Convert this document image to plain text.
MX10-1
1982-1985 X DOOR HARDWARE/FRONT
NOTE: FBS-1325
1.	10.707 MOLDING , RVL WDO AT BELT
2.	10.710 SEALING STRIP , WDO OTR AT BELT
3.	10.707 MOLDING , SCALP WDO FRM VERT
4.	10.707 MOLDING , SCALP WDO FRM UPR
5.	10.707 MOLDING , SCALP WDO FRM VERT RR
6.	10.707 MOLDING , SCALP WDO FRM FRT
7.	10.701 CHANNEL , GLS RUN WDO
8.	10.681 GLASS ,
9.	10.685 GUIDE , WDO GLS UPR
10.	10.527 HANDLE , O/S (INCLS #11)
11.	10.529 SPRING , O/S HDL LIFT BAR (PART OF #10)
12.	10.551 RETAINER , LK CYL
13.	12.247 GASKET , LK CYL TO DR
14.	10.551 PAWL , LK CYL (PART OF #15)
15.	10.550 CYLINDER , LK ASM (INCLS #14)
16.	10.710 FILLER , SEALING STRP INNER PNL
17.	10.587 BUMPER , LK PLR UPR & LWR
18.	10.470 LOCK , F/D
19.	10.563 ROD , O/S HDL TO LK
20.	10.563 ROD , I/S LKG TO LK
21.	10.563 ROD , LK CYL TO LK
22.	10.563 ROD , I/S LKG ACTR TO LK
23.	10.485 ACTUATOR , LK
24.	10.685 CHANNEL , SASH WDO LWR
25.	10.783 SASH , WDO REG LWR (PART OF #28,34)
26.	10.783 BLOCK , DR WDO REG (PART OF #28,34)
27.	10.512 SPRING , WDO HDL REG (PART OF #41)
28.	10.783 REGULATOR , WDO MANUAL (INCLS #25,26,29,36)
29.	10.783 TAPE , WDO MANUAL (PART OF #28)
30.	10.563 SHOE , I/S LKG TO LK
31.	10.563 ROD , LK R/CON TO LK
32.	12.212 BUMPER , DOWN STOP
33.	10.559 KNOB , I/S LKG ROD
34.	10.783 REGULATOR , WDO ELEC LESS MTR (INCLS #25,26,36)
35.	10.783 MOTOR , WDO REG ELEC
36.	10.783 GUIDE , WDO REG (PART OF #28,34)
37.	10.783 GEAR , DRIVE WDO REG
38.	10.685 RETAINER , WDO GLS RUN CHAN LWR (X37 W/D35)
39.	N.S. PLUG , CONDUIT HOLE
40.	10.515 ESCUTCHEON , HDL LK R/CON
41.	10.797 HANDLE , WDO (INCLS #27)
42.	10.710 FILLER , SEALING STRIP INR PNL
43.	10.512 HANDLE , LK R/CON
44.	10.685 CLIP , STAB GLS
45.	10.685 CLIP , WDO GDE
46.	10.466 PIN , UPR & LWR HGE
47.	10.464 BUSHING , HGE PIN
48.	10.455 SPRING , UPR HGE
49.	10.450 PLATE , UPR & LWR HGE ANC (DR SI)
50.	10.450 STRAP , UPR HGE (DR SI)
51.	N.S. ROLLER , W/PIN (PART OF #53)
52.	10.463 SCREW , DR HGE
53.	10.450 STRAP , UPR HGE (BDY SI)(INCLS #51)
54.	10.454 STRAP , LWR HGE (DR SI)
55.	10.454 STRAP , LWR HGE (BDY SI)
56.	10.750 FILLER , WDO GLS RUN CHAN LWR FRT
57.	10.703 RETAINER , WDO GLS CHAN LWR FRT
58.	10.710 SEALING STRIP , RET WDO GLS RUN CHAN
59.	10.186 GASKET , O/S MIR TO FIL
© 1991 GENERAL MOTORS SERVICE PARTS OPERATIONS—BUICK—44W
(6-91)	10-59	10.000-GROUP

++++++++++++++++++++

**Written instruction:** Please return the data above exactly as given.

**Written response:**
Convert this document image to plain text.
MX10-1
1982-1985 X DOOR HARDWARE/FRONT
NOTE: FBS-1325
1.	10.707 MOLDING , RVL WDO AT BELT
2.	10.710 SEALING STRIP , WDO OTR AT BELT
3.	10.707 MOLDING , SCALP WDO FRM VERT
4.	10.707 MOLDING , SCALP WDO FRM UPR
5.	10.707 MOLDING , SCALP WDO FRM VERT RR
6.	10.707 MOLDING , SCALP WDO FRM FRT
7.	10.701 CHANNEL , GLS RUN WDO
8.	10.681 GLASS ,
9.	10.685 GUIDE , WDO GLS UPR
10.	10.527 HANDLE , O/S (INCLS #11)
11.	10.529 SPRING , O/S HDL LIFT BAR (PART OF #10)
12.	10.551 RETAINER , LK CYL
13.	12.247 GASKET , LK CYL TO DR
14.	10.551 PAWL , LK CYL (PART OF #15)
15.	10.550 CYLINDER , LK ASM (INCLS #14)
16.	10.710 FILLER , SEALING STRP INNER PNL
17.	10.587 BUMPER , LK PLR UPR & LWR
18.	10.470 LOCK , F/D
19.	10.563 ROD , O/S HDL TO LK
20.	10.563 ROD , I/S LKG TO LK
21.	10.563 ROD , LK CYL TO LK
22.	10.563 ROD , I/S LKG ACTR TO LK
23.	10.485 ACTUATOR , LK
24.	10.685 CHANNEL , SASH WDO LWR
25.	10.783 SASH , WDO REG LWR (PART OF #28,34)
26.	10.783 BLOCK , DR WDO REG (PART OF #28,34)
27.	10.512 SPRING , WDO HDL REG (PART OF #41)
28.	10.783 REGULATOR , WDO MANUAL (INCLS #25,26,29,36)
29.	10.783 TAPE , WDO MANUAL (PART OF #28)
30.	10.563 SHOE , I/S LKG TO LK
31.	10.563 ROD , LK R/CON TO LK
32.	12.212 BUMPER , DOWN STOP
33.	10.559 KNOB , I/S LKG ROD
34.	10.783 REGULATOR , WDO ELEC LESS MTR (INCLS #25,26,36)
35.	10.783 MOTOR , WDO REG ELEC
36.	10.783 GUIDE , WDO REG (PART OF #28,34)
37.	10.783 GEAR , DRIVE WDO REG
38.	10.685 RETAINER , WDO GLS RUN CHAN LWR (X37 W/D35)
39.	N.S. PLUG , CONDUIT HOLE
40.	10.515 ESCUTCHEON , HDL LK R/CON
41.	10.797 HANDLE , WDO (INCLS #27)
42.	10.710 FILLER , SEALING STRIP INR PNL
43.	10.512 HANDLE , LK R/CON
44.	10.685 CLIP , STAB GLS
45.	10.685 CLIP , WDO GDE
46.	10.466 PIN , UPR & LWR HGE
47.	10.464 BUSHING , HGE PIN
48.	10.455 SPRING , UPR HGE
49.	10.450 PLATE , UPR & LWR HGE ANC (DR SI)
50.	10.450 STRAP , UPR HGE (DR SI)
51.	N.S. ROLLER , W/PIN (PART OF #53)
52.	10.463 SCREW , DR HGE
53.	10.450 STRAP , UPR HGE (BDY SI)(INCLS #51)
54.	10.454 STRAP , LWR HGE (DR SI)
55.	10.454 STRAP , LWR HGE (BDY SI)
56.	10.750 FILLER , WDO GLS RUN CHAN LWR FRT
57.	10.703 RETAINER , WDO GLS CHAN LWR FRT
58.	10.710 SEALING STRIP , RET WDO GLS RUN CHAN
59.	10.186 GASKET , O/S MIR TO FIL
© 1991 GENERAL MOTORS SERVICE PARTS OPERATIONS—BUICK—44W
(6-91)	10-59	10.000-GROUP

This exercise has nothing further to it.